*Task details*: Exactly as written, transcribe the lines that run from the one containing "Output the text content of this document." to the end of the records below.
▼
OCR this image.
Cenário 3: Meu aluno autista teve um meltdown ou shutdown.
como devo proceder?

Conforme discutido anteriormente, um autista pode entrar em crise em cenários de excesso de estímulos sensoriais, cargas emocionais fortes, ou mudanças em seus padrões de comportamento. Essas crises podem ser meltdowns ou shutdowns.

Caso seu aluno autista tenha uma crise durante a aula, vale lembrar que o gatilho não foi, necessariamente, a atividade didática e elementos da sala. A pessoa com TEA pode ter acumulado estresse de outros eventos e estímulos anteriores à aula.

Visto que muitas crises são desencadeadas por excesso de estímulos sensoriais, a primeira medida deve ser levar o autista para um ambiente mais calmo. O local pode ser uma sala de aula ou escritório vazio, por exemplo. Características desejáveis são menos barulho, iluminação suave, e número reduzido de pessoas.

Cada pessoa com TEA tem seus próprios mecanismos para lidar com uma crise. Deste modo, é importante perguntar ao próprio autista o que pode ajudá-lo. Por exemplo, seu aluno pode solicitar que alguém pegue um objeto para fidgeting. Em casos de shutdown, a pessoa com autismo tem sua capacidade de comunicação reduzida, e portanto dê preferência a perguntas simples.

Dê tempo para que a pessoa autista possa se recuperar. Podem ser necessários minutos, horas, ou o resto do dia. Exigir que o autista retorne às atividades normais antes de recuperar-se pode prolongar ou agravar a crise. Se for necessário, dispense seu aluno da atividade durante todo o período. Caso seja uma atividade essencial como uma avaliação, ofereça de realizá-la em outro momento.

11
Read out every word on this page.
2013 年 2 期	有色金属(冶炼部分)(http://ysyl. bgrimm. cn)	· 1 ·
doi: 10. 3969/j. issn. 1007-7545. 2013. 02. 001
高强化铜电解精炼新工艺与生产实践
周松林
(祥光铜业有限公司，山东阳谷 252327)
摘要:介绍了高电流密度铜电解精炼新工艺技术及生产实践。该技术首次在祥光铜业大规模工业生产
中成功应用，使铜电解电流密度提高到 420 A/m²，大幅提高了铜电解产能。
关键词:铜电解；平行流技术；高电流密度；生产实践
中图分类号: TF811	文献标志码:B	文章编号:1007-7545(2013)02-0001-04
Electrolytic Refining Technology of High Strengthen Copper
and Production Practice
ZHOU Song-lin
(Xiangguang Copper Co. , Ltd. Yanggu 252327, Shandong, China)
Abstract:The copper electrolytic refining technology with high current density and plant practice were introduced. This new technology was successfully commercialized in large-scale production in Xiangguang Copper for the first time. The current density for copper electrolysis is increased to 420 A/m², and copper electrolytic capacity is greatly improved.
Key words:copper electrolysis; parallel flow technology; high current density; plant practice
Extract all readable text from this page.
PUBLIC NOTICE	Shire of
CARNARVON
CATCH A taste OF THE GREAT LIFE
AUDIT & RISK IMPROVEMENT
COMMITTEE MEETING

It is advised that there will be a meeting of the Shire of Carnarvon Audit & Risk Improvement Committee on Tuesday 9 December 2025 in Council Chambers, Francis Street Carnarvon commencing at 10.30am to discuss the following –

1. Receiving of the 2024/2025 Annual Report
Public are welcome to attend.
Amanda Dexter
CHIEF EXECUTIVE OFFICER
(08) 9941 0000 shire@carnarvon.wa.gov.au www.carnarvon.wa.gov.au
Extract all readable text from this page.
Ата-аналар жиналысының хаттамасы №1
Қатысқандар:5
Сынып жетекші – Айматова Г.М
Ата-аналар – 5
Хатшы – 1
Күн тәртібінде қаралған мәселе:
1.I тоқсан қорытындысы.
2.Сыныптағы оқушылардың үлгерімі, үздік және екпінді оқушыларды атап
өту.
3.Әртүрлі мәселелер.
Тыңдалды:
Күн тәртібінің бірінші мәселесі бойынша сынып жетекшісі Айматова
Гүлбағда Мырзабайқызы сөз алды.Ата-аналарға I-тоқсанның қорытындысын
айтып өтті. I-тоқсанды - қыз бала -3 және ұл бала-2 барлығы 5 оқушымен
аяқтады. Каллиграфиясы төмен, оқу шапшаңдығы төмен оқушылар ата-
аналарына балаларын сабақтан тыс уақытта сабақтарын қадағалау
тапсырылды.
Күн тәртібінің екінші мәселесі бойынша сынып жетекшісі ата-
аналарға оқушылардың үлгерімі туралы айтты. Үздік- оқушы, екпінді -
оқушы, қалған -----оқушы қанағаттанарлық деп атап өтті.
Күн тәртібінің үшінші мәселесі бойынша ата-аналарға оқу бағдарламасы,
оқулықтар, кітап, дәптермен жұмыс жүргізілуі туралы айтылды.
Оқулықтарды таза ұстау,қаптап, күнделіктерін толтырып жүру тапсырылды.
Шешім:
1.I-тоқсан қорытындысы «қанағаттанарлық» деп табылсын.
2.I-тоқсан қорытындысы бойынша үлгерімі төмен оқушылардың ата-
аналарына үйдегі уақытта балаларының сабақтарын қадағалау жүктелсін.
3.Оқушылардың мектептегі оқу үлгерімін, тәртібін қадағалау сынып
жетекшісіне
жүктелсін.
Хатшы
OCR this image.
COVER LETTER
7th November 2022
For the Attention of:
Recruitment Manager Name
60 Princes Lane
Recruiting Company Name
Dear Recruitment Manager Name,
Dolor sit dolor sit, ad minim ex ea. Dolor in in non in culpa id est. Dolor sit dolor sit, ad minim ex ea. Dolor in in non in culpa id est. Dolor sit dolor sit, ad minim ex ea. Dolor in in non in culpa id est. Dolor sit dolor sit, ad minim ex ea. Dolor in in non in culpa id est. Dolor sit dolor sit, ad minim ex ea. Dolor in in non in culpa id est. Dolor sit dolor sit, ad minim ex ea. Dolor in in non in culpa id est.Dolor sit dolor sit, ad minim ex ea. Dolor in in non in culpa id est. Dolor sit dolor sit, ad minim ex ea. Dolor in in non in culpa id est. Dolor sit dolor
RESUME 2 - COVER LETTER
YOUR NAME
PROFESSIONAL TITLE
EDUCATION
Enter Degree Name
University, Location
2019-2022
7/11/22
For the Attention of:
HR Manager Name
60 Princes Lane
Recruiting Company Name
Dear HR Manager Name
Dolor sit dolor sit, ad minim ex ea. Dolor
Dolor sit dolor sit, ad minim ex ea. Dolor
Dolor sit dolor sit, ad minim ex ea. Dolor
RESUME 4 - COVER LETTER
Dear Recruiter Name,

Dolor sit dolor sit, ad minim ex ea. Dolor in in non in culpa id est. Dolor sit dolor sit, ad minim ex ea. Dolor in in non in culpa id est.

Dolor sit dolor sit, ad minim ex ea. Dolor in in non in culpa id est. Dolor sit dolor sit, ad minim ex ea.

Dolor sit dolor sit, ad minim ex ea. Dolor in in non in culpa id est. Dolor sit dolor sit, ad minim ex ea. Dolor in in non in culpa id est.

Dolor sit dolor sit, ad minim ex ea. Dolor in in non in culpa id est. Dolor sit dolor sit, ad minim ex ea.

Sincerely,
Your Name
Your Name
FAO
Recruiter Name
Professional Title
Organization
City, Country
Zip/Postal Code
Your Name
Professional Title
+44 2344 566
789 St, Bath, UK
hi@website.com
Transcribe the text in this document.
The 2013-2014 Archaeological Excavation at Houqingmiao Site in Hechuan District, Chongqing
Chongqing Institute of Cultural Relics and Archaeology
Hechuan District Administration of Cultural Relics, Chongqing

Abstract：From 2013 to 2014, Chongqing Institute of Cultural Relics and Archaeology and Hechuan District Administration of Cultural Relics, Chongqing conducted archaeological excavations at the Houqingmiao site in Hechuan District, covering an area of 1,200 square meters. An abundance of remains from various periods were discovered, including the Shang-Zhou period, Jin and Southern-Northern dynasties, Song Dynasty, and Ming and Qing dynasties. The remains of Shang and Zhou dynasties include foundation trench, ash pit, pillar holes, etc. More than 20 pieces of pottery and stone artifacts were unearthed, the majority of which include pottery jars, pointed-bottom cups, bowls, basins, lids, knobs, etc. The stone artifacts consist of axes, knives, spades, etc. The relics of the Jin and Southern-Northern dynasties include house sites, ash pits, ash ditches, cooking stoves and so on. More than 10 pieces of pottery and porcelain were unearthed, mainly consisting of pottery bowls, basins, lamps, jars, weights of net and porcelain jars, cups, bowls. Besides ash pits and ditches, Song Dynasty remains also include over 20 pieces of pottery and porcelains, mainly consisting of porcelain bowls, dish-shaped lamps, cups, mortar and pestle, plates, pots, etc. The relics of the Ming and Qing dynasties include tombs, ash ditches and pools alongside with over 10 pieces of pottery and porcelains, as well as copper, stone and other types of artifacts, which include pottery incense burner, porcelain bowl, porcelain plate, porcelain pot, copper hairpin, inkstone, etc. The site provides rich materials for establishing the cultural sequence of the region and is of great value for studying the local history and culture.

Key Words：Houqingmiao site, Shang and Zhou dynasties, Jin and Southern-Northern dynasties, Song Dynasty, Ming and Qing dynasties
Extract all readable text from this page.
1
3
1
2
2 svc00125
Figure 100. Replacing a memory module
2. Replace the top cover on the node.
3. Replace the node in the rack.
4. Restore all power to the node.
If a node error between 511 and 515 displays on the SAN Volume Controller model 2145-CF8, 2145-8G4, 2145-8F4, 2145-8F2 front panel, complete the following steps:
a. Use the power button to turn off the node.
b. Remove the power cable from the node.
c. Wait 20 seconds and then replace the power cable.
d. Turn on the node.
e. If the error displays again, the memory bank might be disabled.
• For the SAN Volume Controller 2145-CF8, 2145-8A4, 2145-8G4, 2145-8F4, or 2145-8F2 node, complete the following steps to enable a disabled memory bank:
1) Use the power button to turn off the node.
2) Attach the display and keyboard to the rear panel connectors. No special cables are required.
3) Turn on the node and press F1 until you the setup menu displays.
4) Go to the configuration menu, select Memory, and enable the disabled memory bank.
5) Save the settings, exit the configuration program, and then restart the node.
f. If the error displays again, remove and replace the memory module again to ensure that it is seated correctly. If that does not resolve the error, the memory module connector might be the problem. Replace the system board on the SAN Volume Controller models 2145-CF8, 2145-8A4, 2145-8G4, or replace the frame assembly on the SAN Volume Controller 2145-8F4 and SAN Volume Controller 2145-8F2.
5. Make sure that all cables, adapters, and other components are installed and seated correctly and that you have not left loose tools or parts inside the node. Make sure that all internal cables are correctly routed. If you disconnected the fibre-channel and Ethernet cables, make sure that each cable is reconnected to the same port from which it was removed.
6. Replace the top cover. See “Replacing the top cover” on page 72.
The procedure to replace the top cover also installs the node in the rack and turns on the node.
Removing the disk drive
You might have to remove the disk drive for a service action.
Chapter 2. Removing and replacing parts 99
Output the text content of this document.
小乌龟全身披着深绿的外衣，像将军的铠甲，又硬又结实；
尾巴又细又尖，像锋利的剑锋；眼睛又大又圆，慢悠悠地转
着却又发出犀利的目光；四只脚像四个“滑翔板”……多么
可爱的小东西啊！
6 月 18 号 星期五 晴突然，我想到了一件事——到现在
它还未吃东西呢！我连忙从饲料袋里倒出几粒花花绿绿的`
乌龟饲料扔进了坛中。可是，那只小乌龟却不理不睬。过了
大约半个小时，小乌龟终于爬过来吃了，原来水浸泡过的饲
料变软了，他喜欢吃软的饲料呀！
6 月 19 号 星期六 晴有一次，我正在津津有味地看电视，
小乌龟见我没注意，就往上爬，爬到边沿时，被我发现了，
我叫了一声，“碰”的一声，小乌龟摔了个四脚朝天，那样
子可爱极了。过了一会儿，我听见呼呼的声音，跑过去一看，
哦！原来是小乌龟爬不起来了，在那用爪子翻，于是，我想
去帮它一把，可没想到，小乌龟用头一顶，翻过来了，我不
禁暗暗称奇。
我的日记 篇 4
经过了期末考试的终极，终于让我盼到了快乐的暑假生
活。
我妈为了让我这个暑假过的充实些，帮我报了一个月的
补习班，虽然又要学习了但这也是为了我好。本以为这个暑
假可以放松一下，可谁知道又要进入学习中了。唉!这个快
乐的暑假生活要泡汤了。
▲
*Worked solution*:
Output the text content of this document.
小乌龟全身披着深绿的外衣，像将军的铠甲，又硬又结实；
尾巴又细又尖，像锋利的剑锋；眼睛又大又圆，慢悠悠地转
着却又发出犀利的目光；四只脚像四个“滑翔板”……多么
可爱的小东西啊！
6 月 18 号 星期五 晴突然，我想到了一件事——到现在
它还未吃东西呢！我连忙从饲料袋里倒出几粒花花绿绿的`
乌龟饲料扔进了坛中。可是，那只小乌龟却不理不睬。过了
大约半个小时，小乌龟终于爬过来吃了，原来水浸泡过的饲
料变软了，他喜欢吃软的饲料呀！
6 月 19 号 星期六 晴有一次，我正在津津有味地看电视，
小乌龟见我没注意，就往上爬，爬到边沿时，被我发现了，
我叫了一声，“碰”的一声，小乌龟摔了个四脚朝天，那样
子可爱极了。过了一会儿，我听见呼呼的声音，跑过去一看，
哦！原来是小乌龟爬不起来了，在那用爪子翻，于是，我想
去帮它一把，可没想到，小乌龟用头一顶，翻过来了，我不
禁暗暗称奇。
我的日记 篇 4
经过了期末考试的终极，终于让我盼到了快乐的暑假生
活。
我妈为了让我这个暑假过的充实些，帮我报了一个月的
补习班，虽然又要学习了但这也是为了我好。本以为这个暑
假可以放松一下，可谁知道又要进入学习中了。唉!这个快
乐的暑假生活要泡汤了。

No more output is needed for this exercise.